PROVIDED PASSAGE -
= Pax Sinica =

Periods of regional peace maintained by Chinese hegemony

Pax Sinica (Latin for "Chinese peace"; 中华治世 (中華治世, Zhōnghuá Zhìshì)) is a historiographical term referring to historical periods during which the prominence and regional hegemony of China in the Far East provided peace and stability in East Asia, Northeast Asia, Southeast Asia, and Central Asia. A study on the Sinocentric international order reveals that the multiple periods of Pax Sinica, when taken together, amounted to a total length of approximately two thousand years.

The first Pax Sinica of the Eastern world emerged during the rule of the Han dynasty, coinciding with the Pax Romana of the Western world led by the Roman Empire. It stimulated long-distance travel and trade in Eurasian history, as noted by the establishment of the Silk Road and attempted diplomatic contacts between the two empires. Both the first Pax Sinica and the Pax Romana eroded at circa AD 200, with Han Empire weakened by the political infightings, peasant revolts (such as the Yellow Turban Rebellion) and conflicts among warlords (which led to the bloody Three Kingdoms period), and the Roman Empire disintegrating due to Crisis of the Third Century, barbarian invasions (and the subsequent Migration Period) and later the East-West split follow the death of Theodosius I.

Later periods of Pax Sinica include the Tang dynasty, whose influence extended far into Inner Asia, and the Yuan dynasty, a Mongol-ruled empire that formed part of the broader Pax Mongolica. The early modern Ming dynasty managed a wide network of tributary states and displayed its commercial reach through a series of treasure voyages. The Ming dynasty also frequently intervened abroad to defend the sinocentric tributary system, such as in Vietnam or Korea.

RECORD SET -
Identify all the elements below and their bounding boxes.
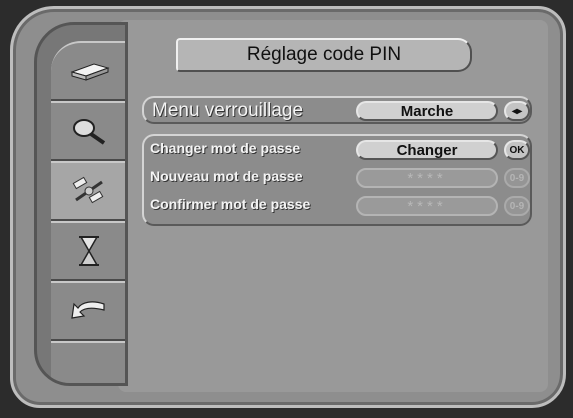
digit-keys-icon: 0-9 bbox=[504, 196, 530, 216]
lock-menu-label: Menu verrouillage bbox=[152, 100, 304, 121]
satellite-icon bbox=[72, 176, 104, 204]
sidebar-item-timer[interactable] bbox=[51, 221, 125, 281]
hourglass-icon bbox=[79, 236, 99, 266]
sidebar-item-search[interactable] bbox=[51, 101, 125, 161]
lock-menu-value[interactable]: Marche bbox=[356, 101, 498, 121]
sidebar bbox=[34, 22, 128, 386]
ok-key-icon: OK bbox=[504, 140, 530, 160]
change-password-button[interactable]: Changer bbox=[356, 140, 498, 160]
page-title: Réglage code PIN bbox=[176, 38, 472, 72]
confirm-password-input[interactable]: **** bbox=[356, 196, 498, 216]
sidebar-item-satellite[interactable] bbox=[51, 161, 125, 221]
sidebar-item-installation[interactable] bbox=[51, 41, 125, 101]
exit-arrow-icon bbox=[71, 301, 105, 319]
receiver-box-icon bbox=[70, 63, 110, 81]
lock-menu-row[interactable]: Menu verrouillage Marche ◂▸ bbox=[142, 96, 532, 124]
new-password-input[interactable]: **** bbox=[356, 168, 498, 188]
tv-screen: Réglage code PIN Menu verrouillage March… bbox=[0, 0, 573, 418]
sidebar-item-empty bbox=[51, 341, 125, 383]
digit-keys-icon: 0-9 bbox=[504, 168, 530, 188]
new-password-label: Nouveau mot de passe bbox=[150, 168, 303, 184]
confirm-password-label: Confirmer mot de passe bbox=[150, 196, 311, 212]
sidebar-item-exit[interactable] bbox=[51, 281, 125, 341]
change-password-label: Changer mot de passe bbox=[150, 140, 301, 156]
left-right-arrows-icon[interactable]: ◂▸ bbox=[504, 101, 530, 121]
magnifier-icon bbox=[73, 119, 106, 145]
password-group: Changer mot de passe Changer OK Nouveau … bbox=[142, 134, 532, 226]
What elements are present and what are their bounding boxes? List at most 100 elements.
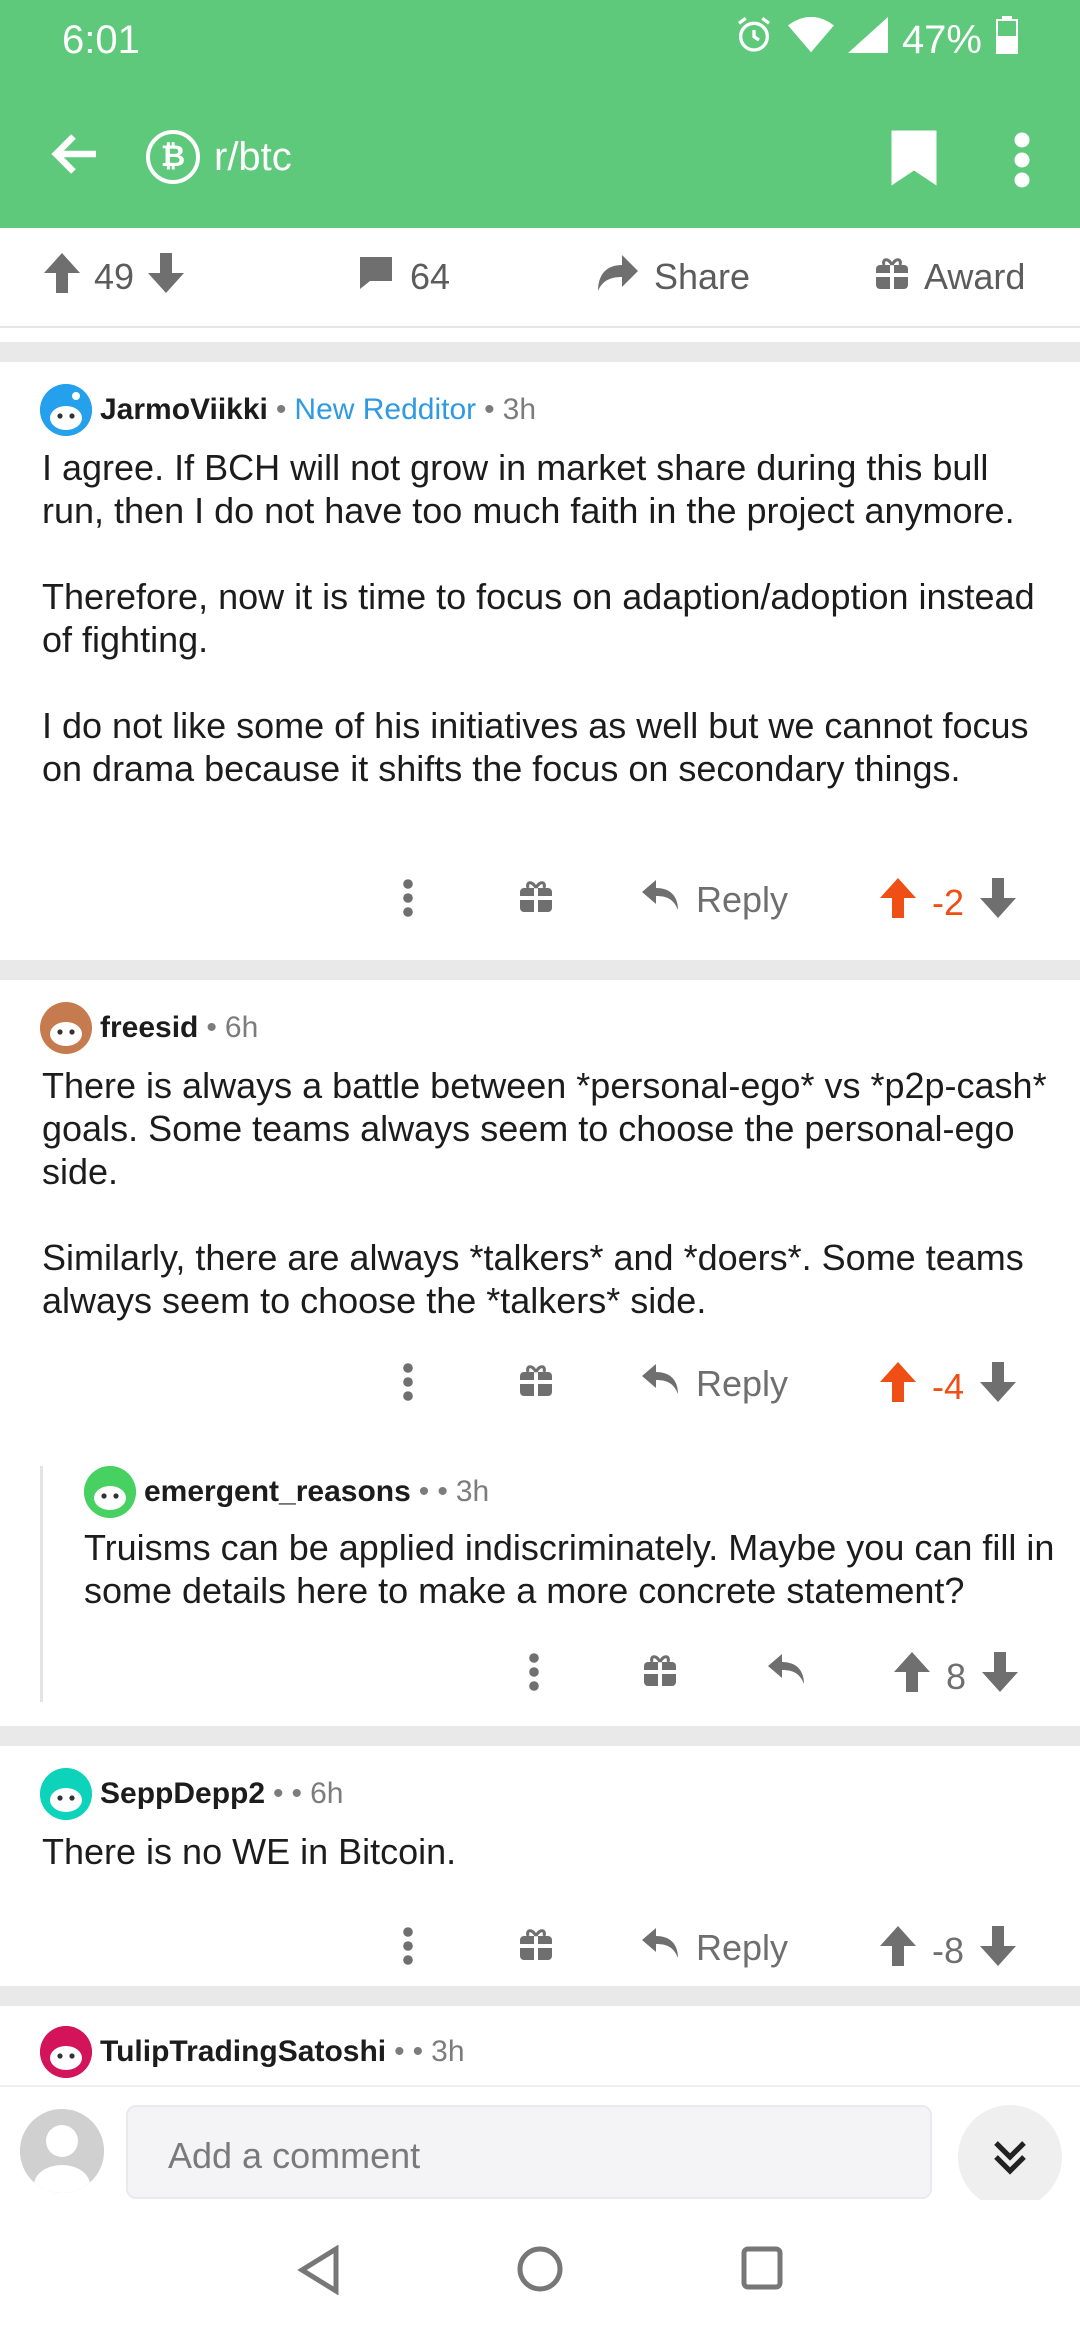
comment-header: freesid • 6h xyxy=(40,1002,258,1054)
username[interactable]: emergent_reasons xyxy=(144,1475,411,1509)
comment-header: emergent_reasons • • 3h xyxy=(84,1466,489,1518)
username[interactable]: freesid xyxy=(100,1011,198,1045)
username[interactable]: TulipTradingSatoshi xyxy=(100,2035,386,2069)
nav-back-icon[interactable] xyxy=(296,2244,342,2300)
avatar[interactable] xyxy=(40,1002,92,1054)
reply-button[interactable]: Reply xyxy=(640,1926,788,1969)
separator-dot: • xyxy=(273,1777,284,1810)
post-comments-button[interactable]: 64 xyxy=(356,253,450,302)
comment-paragraph: There is always a battle between *person… xyxy=(42,1065,1047,1192)
comment-actions: Reply -4 xyxy=(0,1362,1080,1422)
comment-count: 64 xyxy=(410,256,451,297)
avatar[interactable] xyxy=(40,1768,92,1820)
comment-score: -4 xyxy=(932,1365,965,1407)
comment-body: Truisms can be applied indiscriminately.… xyxy=(84,1526,1056,1612)
reply-button[interactable] xyxy=(766,1652,806,1695)
comment-paragraph: Truisms can be applied indiscriminately.… xyxy=(84,1527,1055,1611)
subreddit-name: r/btc xyxy=(214,134,292,179)
reply-label: Reply xyxy=(696,1926,789,1968)
award-gift-icon[interactable] xyxy=(518,1926,554,1962)
battery-percent: 47% xyxy=(901,17,982,62)
post-score: 49 xyxy=(94,256,135,297)
comment-age: 6h xyxy=(310,1777,344,1810)
user-avatar[interactable] xyxy=(20,2109,104,2193)
comment-header: TulipTradingSatoshi • • 3h xyxy=(40,2026,465,2078)
post-vote: 49 xyxy=(44,252,185,302)
more-options-icon[interactable] xyxy=(400,1362,416,1402)
comment-age: 3h xyxy=(455,1475,490,1508)
back-arrow-icon[interactable] xyxy=(46,124,106,184)
nav-recents-icon[interactable] xyxy=(740,2245,784,2296)
comment-body: There is no WE in Bitcoin. xyxy=(42,1830,1042,1873)
comment-paragraph: Similarly, there are always *talkers* an… xyxy=(42,1237,1024,1321)
downvote-icon[interactable] xyxy=(980,1362,1017,1411)
award-button[interactable]: Award xyxy=(874,255,1025,300)
reply-label: Reply xyxy=(696,878,789,920)
share-label: Share xyxy=(654,256,751,297)
upvote-icon[interactable] xyxy=(880,1926,916,1975)
divider xyxy=(0,342,1080,362)
more-options-icon[interactable] xyxy=(400,878,416,918)
comment-actions: Reply -2 xyxy=(0,878,1080,938)
avatar[interactable] xyxy=(40,2026,92,2078)
comment-age: 3h xyxy=(431,2035,465,2068)
more-options-icon[interactable] xyxy=(526,1652,542,1692)
divider xyxy=(0,1986,1080,2006)
separator-dot: • xyxy=(291,1777,303,1810)
comment-vote: -2 xyxy=(880,878,1017,927)
username[interactable]: SeppDepp2 xyxy=(100,1777,265,1811)
bitcoin-icon: ₿ xyxy=(146,130,200,184)
avatar[interactable] xyxy=(40,384,92,436)
downvote-icon[interactable] xyxy=(980,878,1017,927)
award-gift-icon[interactable] xyxy=(518,1362,554,1398)
wifi-icon xyxy=(787,16,834,63)
award-gift-icon[interactable] xyxy=(642,1652,678,1688)
comment-paragraph: There is no WE in Bitcoin. xyxy=(42,1831,457,1872)
downvote-icon[interactable] xyxy=(148,252,185,302)
bookmark-icon[interactable] xyxy=(888,128,940,193)
comment-paragraph: Therefore, now it is time to focus on ad… xyxy=(42,576,1035,660)
subreddit-title[interactable]: ₿ r/btc xyxy=(146,130,292,184)
more-options-icon[interactable] xyxy=(400,1926,416,1966)
downvote-icon[interactable] xyxy=(982,1652,1019,1701)
divider xyxy=(0,1726,1080,1746)
award-gift-icon[interactable] xyxy=(518,878,554,914)
share-button[interactable]: Share xyxy=(596,253,750,302)
avatar[interactable] xyxy=(84,1466,136,1518)
nav-home-icon[interactable] xyxy=(516,2245,564,2298)
share-icon xyxy=(596,253,640,302)
comment-header: SeppDepp2 • • 6h xyxy=(40,1768,343,1820)
comment-vote: -8 xyxy=(880,1926,1017,1975)
upvote-icon[interactable] xyxy=(44,252,80,302)
comment-age: 6h xyxy=(224,1011,259,1044)
comment-score: -2 xyxy=(932,881,965,923)
upvote-icon[interactable] xyxy=(880,878,916,927)
separator-dot: • xyxy=(437,1475,448,1508)
more-options-icon[interactable] xyxy=(1010,130,1034,195)
add-comment-input[interactable]: Add a comment xyxy=(126,2105,932,2199)
post-action-bar: 49 64 Share Award xyxy=(0,228,1080,328)
comment-composer: Add a comment xyxy=(0,2085,1080,2209)
reply-icon xyxy=(640,1362,680,1405)
collapse-chevron-icon[interactable] xyxy=(958,2105,1062,2209)
comment-vote: 8 xyxy=(894,1652,1019,1701)
comment-age: 3h xyxy=(502,393,537,426)
username[interactable]: JarmoViikki xyxy=(100,393,268,427)
comment-paragraph: I agree. If BCH will not grow in market … xyxy=(42,447,1015,531)
comment-score: -8 xyxy=(932,1929,965,1971)
separator-dot: • xyxy=(275,393,287,426)
reply-label: Reply xyxy=(696,1362,789,1404)
comment-body: I agree. If BCH will not grow in market … xyxy=(42,446,1042,790)
gift-icon xyxy=(874,255,910,300)
upvote-icon[interactable] xyxy=(880,1362,916,1411)
reply-icon xyxy=(766,1652,806,1695)
separator-dot: • xyxy=(412,2035,424,2068)
downvote-icon[interactable] xyxy=(980,1926,1017,1975)
app-bar: ₿ r/btc xyxy=(0,80,1080,228)
reply-button[interactable]: Reply xyxy=(640,878,788,921)
upvote-icon[interactable] xyxy=(894,1652,930,1701)
comment-body: There is always a battle between *person… xyxy=(42,1064,1052,1322)
status-time: 6:01 xyxy=(62,17,140,62)
signal-icon xyxy=(847,17,888,63)
reply-button[interactable]: Reply xyxy=(640,1362,788,1405)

PROBLEMS TO SOLVE -
(1) In the Pax Sinica passage, reproduce everything from "Later periods of" down to "Vietnam or Korea.".
(2) Can you rewrite the paragraph of the Pax Sinica passage that begins "The first Pax Sinica of the Eastern world" more briefly, keeping its main facts?
(3) Could you extend the Pax Sinica passage, picking up after its last sentence?

SET OF ANSWERS -
(1)
Later periods of Pax Sinica include the Tang dynasty, whose influence extended far into Inner Asia, and the Yuan dynasty, a Mongol-ruled empire that formed part of the broader Pax Mongolica. The early modern Ming dynasty managed a wide network of tributary states and displayed its commercial reach through a series of treasure voyages. The Ming dynasty also frequently intervened abroad to defend the sinocentric tributary system, such as in Vietnam or Korea.

(2) The first Pax Sinica arose under the Han dynasty, at the same time as the Roman Empire's Pax Romana. It encouraged long-distance travel and trade across Eurasia, seen in the Silk Road and attempted diplomatic contacts between the two empires. Both eroded around AD 200. The Han were weakened by political infighting, peasant revolts such as the Yellow Turban Rebellion, and warlord conflicts that led to the Three Kingdoms period. Rome disintegrated through the Crisis of the Third Century, barbarian invasions and the Migration Period, and later the East-West split after the death of Theodosius I.

(3)
== Periods of historical Pax Sinica ==

The Portraits of Periodical Offering of Liang. A 6th-century painting in National Museum of China depicting tributary envoys from right to left: Uar (Hephthalites); Persia; Baekje (Korea); Qiuci; Wo (Japan); Langkasuka (in present-day Malaysia); Dengzhi (鄧至) (Qiang) Ngawa; Zhouguke (周古柯), Hebatan (呵跋檀), Humidan (胡密丹), Baiti (白題, similar to the Hephthalite people), who dwell close to Hephthalite; Mo (Qiemo).

=== Han dynasty ===

The first period of Pax Sinica came into being during the Han dynasty of China. Domestically, the power of the emperor was consolidated following the devastation of the feudal system. The Rule of Wen and Jing (文景之治) , the Rule of Zhao and Xuan (昭宣之治) and the Rule of Ming and Zhang (明章之治) were periods of societal stability and economic prosperity. Externally, the Han dynasty neutralized the threat posed by the nomadic Xiongnu following a series of wars. The boundaries of China were extended into what is modern-day western Xinjiang, South Korea (near modern Seoul), and Vietnam (around modern Huế). The Silk Road emerged as a major route that connected the East and the West after the Han diplomat Zhang Qian established contact with the numerous Central Asian tribes and states, thus facilitating commerce and cultural exchanges.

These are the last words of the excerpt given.